* **Brief**
The records below are to be quoted in full; please keep every word exact.

* **Information given**

——

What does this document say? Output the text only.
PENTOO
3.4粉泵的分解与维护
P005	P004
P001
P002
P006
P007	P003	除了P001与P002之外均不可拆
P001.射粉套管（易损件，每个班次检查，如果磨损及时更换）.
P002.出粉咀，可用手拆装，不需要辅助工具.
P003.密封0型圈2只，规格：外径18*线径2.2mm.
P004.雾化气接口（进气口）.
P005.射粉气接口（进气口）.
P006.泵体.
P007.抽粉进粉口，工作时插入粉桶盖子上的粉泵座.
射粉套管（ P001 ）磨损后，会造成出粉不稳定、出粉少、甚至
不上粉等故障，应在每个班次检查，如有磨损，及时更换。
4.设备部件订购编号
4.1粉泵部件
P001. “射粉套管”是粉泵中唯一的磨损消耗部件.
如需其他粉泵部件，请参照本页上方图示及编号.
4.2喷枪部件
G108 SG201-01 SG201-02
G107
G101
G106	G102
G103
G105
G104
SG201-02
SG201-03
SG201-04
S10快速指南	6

——

* **Full output**
What does this document say? Output the text only.
PENTOO
3.4粉泵的分解与维护
P005	P004
P001
P002
P006
P007	P003	除了P001与P002之外均不可拆
P001.射粉套管（易损件，每个班次检查，如果磨损及时更换）.
P002.出粉咀，可用手拆装，不需要辅助工具.
P003.密封0型圈2只，规格：外径18*线径2.2mm.
P004.雾化气接口（进气口）.
P005.射粉气接口（进气口）.
P006.泵体.
P007.抽粉进粉口，工作时插入粉桶盖子上的粉泵座.
射粉套管（ P001 ）磨损后，会造成出粉不稳定、出粉少、甚至
不上粉等故障，应在每个班次检查，如有磨损，及时更换。
4.设备部件订购编号
4.1粉泵部件
P001. “射粉套管”是粉泵中唯一的磨损消耗部件.
如需其他粉泵部件，请参照本页上方图示及编号.
4.2喷枪部件
G108 SG201-01 SG201-02
G107
G101
G106	G102
G103
G105
G104
SG201-02
SG201-03
SG201-04
S10快速指南	6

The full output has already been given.